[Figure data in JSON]

________

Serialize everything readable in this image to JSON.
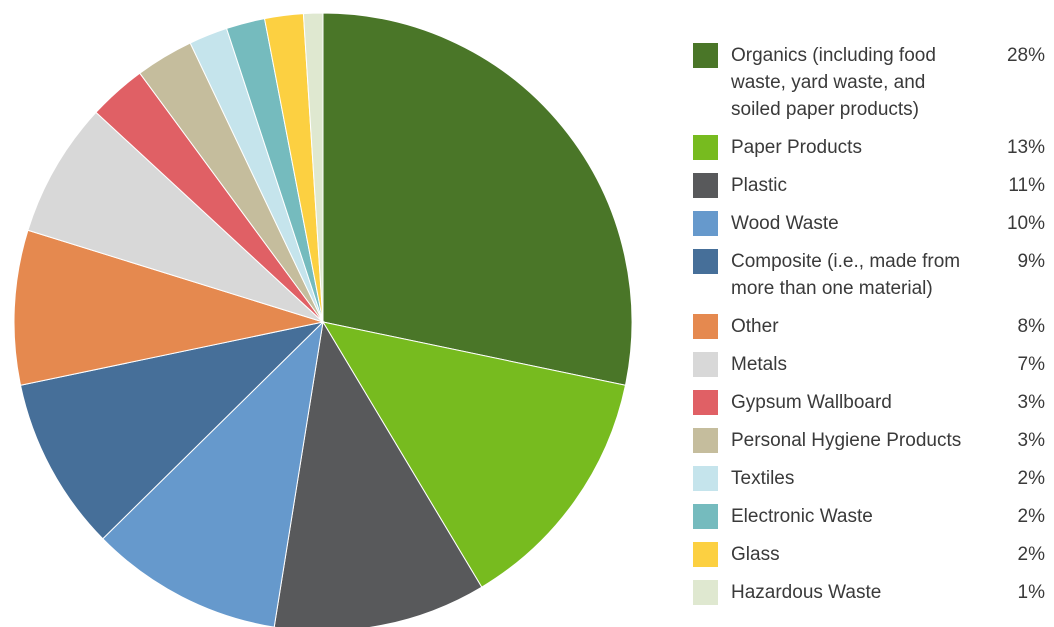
{
  "chart_data": {
    "type": "pie",
    "title": "",
    "legend_position": "right",
    "slices": [
      {
        "label": "Organics (including food waste, yard waste, and soiled paper products)",
        "label_lines": [
          "Organics (including food",
          "waste, yard waste, and",
          "soiled paper products)"
        ],
        "value": 28,
        "value_text": "28%",
        "color": "#4a7628"
      },
      {
        "label": "Paper Products",
        "label_lines": [
          "Paper Products"
        ],
        "value": 13,
        "value_text": "13%",
        "color": "#77bb1f"
      },
      {
        "label": "Plastic",
        "label_lines": [
          "Plastic"
        ],
        "value": 11,
        "value_text": "11%",
        "color": "#58595b"
      },
      {
        "label": "Wood Waste",
        "label_lines": [
          "Wood Waste"
        ],
        "value": 10,
        "value_text": "10%",
        "color": "#6699cc"
      },
      {
        "label": "Composite (i.e., made from more than one material)",
        "label_lines": [
          "Composite (i.e., made from",
          "more than one material)"
        ],
        "value": 9,
        "value_text": "9%",
        "color": "#466f99"
      },
      {
        "label": "Other",
        "label_lines": [
          "Other"
        ],
        "value": 8,
        "value_text": "8%",
        "color": "#e5894f"
      },
      {
        "label": "Metals",
        "label_lines": [
          "Metals"
        ],
        "value": 7,
        "value_text": "7%",
        "color": "#d8d8d8"
      },
      {
        "label": "Gypsum Wallboard",
        "label_lines": [
          "Gypsum Wallboard"
        ],
        "value": 3,
        "value_text": "3%",
        "color": "#e06065"
      },
      {
        "label": "Personal Hygiene Products",
        "label_lines": [
          "Personal Hygiene Products"
        ],
        "value": 3,
        "value_text": "3%",
        "color": "#c5bd9d"
      },
      {
        "label": "Textiles",
        "label_lines": [
          "Textiles"
        ],
        "value": 2,
        "value_text": "2%",
        "color": "#c5e4ec"
      },
      {
        "label": "Electronic Waste",
        "label_lines": [
          "Electronic Waste"
        ],
        "value": 2,
        "value_text": "2%",
        "color": "#75bbbe"
      },
      {
        "label": "Glass",
        "label_lines": [
          "Glass"
        ],
        "value": 2,
        "value_text": "2%",
        "color": "#fcd041"
      },
      {
        "label": "Hazardous Waste",
        "label_lines": [
          "Hazardous Waste"
        ],
        "value": 1,
        "value_text": "1%",
        "color": "#dfe8d0"
      }
    ]
  }
}
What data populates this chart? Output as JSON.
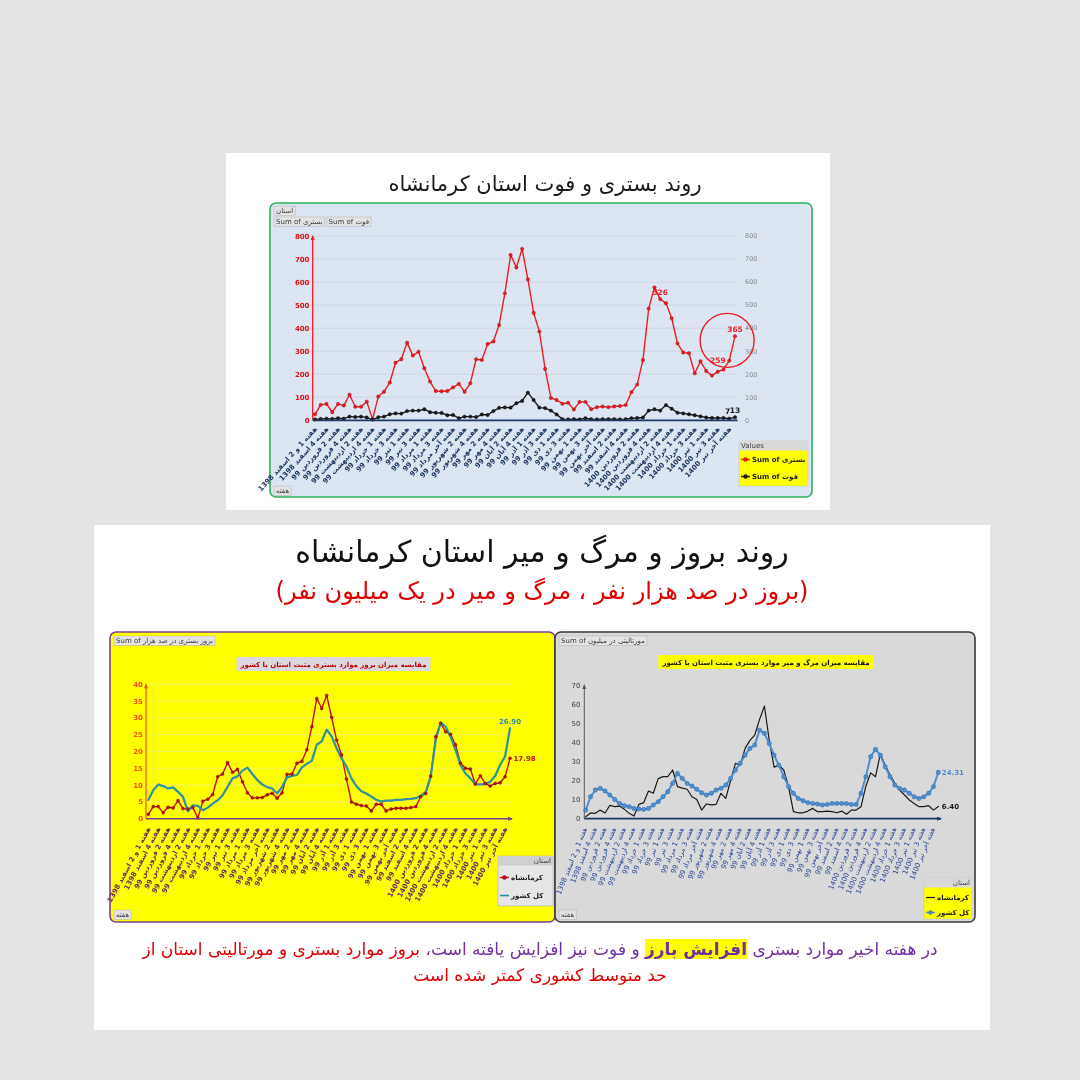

________

**What is required**
Each entry above should be reproduced exactly, with the pictures removed.

**Answer to this task**
Serialize everything readable in this image to JSON.
{
  "chart_data": {
    "type": "pie",
    "title": "",
    "legend_position": "right",
    "slices": [
      {
        "label": "Organics (including food waste, yard waste, and soiled paper products)",
        "label_lines": [
          "Organics (including food",
          "waste, yard waste, and",
          "soiled paper products)"
        ],
        "value": 28,
        "value_text": "28%",
        "color": "#4a7628"
      },
      {
        "label": "Paper Products",
        "label_lines": [
          "Paper Products"
        ],
        "value": 13,
        "value_text": "13%",
        "color": "#77bb1f"
      },
      {
        "label": "Plastic",
        "label_lines": [
          "Plastic"
        ],
        "value": 11,
        "value_text": "11%",
        "color": "#58595b"
      },
      {
        "label": "Wood Waste",
        "label_lines": [
          "Wood Waste"
        ],
        "value": 10,
        "value_text": "10%",
        "color": "#6699cc"
      },
      {
        "label": "Composite (i.e., made from more than one material)",
        "label_lines": [
          "Composite (i.e., made from",
          "more than one material)"
        ],
        "value": 9,
        "value_text": "9%",
        "color": "#466f99"
      },
      {
        "label": "Other",
        "label_lines": [
          "Other"
        ],
        "value": 8,
        "value_text": "8%",
        "color": "#e5894f"
      },
      {
        "label": "Metals",
        "label_lines": [
          "Metals"
        ],
        "value": 7,
        "value_text": "7%",
        "color": "#d8d8d8"
      },
      {
        "label": "Gypsum Wallboard",
        "label_lines": [
          "Gypsum Wallboard"
        ],
        "value": 3,
        "value_text": "3%",
        "color": "#e06065"
      },
      {
        "label": "Personal Hygiene Products",
        "label_lines": [
          "Personal Hygiene Products"
        ],
        "value": 3,
        "value_text": "3%",
        "color": "#c5bd9d"
      },
      {
        "label": "Textiles",
        "label_lines": [
          "Textiles"
        ],
        "value": 2,
        "value_text": "2%",
        "color": "#c5e4ec"
      },
      {
        "label": "Electronic Waste",
        "label_lines": [
          "Electronic Waste"
        ],
        "value": 2,
        "value_text": "2%",
        "color": "#75bbbe"
      },
      {
        "label": "Glass",
        "label_lines": [
          "Glass"
        ],
        "value": 2,
        "value_text": "2%",
        "color": "#fcd041"
      },
      {
        "label": "Hazardous Waste",
        "label_lines": [
          "Hazardous Waste"
        ],
        "value": 1,
        "value_text": "1%",
        "color": "#dfe8d0"
      }
    ]
  }
}
What data populates this chart? Output as JSON.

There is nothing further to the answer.